#### PROBLEM
Transcribe the listing below word for word.

#### DATA SHOWN
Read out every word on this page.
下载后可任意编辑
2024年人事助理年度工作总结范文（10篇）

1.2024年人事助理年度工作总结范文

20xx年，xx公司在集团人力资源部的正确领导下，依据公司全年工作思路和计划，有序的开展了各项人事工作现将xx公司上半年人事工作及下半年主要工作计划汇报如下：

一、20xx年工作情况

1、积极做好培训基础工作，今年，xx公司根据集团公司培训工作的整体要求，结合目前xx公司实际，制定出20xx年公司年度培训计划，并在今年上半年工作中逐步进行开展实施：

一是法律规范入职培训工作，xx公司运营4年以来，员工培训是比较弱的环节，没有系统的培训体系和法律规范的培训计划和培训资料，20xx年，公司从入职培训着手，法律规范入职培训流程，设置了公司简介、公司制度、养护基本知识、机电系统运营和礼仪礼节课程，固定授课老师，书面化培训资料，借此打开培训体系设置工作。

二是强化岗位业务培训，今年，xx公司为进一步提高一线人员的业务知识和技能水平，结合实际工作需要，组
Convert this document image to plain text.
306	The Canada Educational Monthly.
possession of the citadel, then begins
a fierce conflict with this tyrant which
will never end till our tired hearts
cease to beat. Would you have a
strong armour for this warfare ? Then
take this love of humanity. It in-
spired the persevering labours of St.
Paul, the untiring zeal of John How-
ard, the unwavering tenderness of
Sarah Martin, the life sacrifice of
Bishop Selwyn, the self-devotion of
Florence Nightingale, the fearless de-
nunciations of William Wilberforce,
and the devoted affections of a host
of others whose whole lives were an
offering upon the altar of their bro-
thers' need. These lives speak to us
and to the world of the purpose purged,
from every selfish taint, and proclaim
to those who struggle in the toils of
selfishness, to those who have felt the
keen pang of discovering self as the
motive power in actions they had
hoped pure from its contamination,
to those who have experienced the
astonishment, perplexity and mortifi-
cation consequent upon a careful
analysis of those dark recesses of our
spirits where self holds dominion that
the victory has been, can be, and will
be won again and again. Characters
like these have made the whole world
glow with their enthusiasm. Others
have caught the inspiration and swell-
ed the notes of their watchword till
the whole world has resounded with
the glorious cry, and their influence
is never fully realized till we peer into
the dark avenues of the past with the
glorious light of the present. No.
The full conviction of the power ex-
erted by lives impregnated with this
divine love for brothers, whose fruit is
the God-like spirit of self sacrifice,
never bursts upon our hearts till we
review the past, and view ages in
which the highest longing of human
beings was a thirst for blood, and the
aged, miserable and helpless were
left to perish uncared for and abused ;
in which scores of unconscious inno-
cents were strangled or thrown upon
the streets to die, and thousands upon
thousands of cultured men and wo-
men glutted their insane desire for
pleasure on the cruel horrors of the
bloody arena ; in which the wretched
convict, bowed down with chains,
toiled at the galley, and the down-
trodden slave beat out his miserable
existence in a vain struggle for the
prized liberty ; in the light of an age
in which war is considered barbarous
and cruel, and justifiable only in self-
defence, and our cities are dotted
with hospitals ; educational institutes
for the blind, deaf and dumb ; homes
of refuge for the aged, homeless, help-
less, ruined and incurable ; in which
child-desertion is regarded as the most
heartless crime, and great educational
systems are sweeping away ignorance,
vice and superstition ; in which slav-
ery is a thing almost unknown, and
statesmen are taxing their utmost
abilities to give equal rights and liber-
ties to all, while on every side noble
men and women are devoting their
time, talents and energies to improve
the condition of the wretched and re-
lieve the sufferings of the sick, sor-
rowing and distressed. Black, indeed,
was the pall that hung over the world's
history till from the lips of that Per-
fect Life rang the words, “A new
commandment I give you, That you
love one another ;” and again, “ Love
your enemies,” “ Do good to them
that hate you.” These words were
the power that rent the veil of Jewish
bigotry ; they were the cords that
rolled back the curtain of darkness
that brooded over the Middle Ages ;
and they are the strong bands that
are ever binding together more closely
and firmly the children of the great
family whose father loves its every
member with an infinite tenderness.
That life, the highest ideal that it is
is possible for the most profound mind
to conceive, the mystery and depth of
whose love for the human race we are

#### RESPONSE
Read out every word on this page.
下载后可任意编辑
2024年人事助理年度工作总结范文（10篇）

1.2024年人事助理年度工作总结范文

20xx年，xx公司在集团人力资源部的正确领导下，依据公司全年工作思路和计划，有序的开展了各项人事工作现将xx公司上半年人事工作及下半年主要工作计划汇报如下：

一、20xx年工作情况

1、积极做好培训基础工作，今年，xx公司根据集团公司培训工作的整体要求，结合目前xx公司实际，制定出20xx年公司年度培训计划，并在今年上半年工作中逐步进行开展实施：

一是法律规范入职培训工作，xx公司运营4年以来，员工培训是比较弱的环节，没有系统的培训体系和法律规范的培训计划和培训资料，20xx年，公司从入职培训着手，法律规范入职培训流程，设置了公司简介、公司制度、养护基本知识、机电系统运营和礼仪礼节课程，固定授课老师，书面化培训资料，借此打开培训体系设置工作。

二是强化岗位业务培训，今年，xx公司为进一步提高一线人员的业务知识和技能水平，结合实际工作需要，组
Convert this document image to plain text.
306	The Canada Educational Monthly.
possession of the citadel, then begins
a fierce conflict with this tyrant which
will never end till our tired hearts
cease to beat. Would you have a
strong armour for this warfare ? Then
take this love of humanity. It in-
spired the persevering labours of St.
Paul, the untiring zeal of John How-
ard, the unwavering tenderness of
Sarah Martin, the life sacrifice of
Bishop Selwyn, the self-devotion of
Florence Nightingale, the fearless de-
nunciations of William Wilberforce,
and the devoted affections of a host
of others whose whole lives were an
offering upon the altar of their bro-
thers' need. These lives speak to us
and to the world of the purpose purged,
from every selfish taint, and proclaim
to those who struggle in the toils of
selfishness, to those who have felt the
keen pang of discovering self as the
motive power in actions they had
hoped pure from its contamination,
to those who have experienced the
astonishment, perplexity and mortifi-
cation consequent upon a careful
analysis of those dark recesses of our
spirits where self holds dominion that
the victory has been, can be, and will
be won again and again. Characters
like these have made the whole world
glow with their enthusiasm. Others
have caught the inspiration and swell-
ed the notes of their watchword till
the whole world has resounded with
the glorious cry, and their influence
is never fully realized till we peer into
the dark avenues of the past with the
glorious light of the present. No.
The full conviction of the power ex-
erted by lives impregnated with this
divine love for brothers, whose fruit is
the God-like spirit of self sacrifice,
never bursts upon our hearts till we
review the past, and view ages in
which the highest longing of human
beings was a thirst for blood, and the
aged, miserable and helpless were
left to perish uncared for and abused ;
in which scores of unconscious inno-
cents were strangled or thrown upon
the streets to die, and thousands upon
thousands of cultured men and wo-
men glutted their insane desire for
pleasure on the cruel horrors of the
bloody arena ; in which the wretched
convict, bowed down with chains,
toiled at the galley, and the down-
trodden slave beat out his miserable
existence in a vain struggle for the
prized liberty ; in the light of an age
in which war is considered barbarous
and cruel, and justifiable only in self-
defence, and our cities are dotted
with hospitals ; educational institutes
for the blind, deaf and dumb ; homes
of refuge for the aged, homeless, help-
less, ruined and incurable ; in which
child-desertion is regarded as the most
heartless crime, and great educational
systems are sweeping away ignorance,
vice and superstition ; in which slav-
ery is a thing almost unknown, and
statesmen are taxing their utmost
abilities to give equal rights and liber-
ties to all, while on every side noble
men and women are devoting their
time, talents and energies to improve
the condition of the wretched and re-
lieve the sufferings of the sick, sor-
rowing and distressed. Black, indeed,
was the pall that hung over the world's
history till from the lips of that Per-
fect Life rang the words, “A new
commandment I give you, That you
love one another ;” and again, “ Love
your enemies,” “ Do good to them
that hate you.” These words were
the power that rent the veil of Jewish
bigotry ; they were the cords that
rolled back the curtain of darkness
that brooded over the Middle Ages ;
and they are the strong bands that
are ever binding together more closely
and firmly the children of the great
family whose father loves its every
member with an infinite tenderness.
That life, the highest ideal that it is
is possible for the most profound mind
to conceive, the mystery and depth of
whose love for the human race we are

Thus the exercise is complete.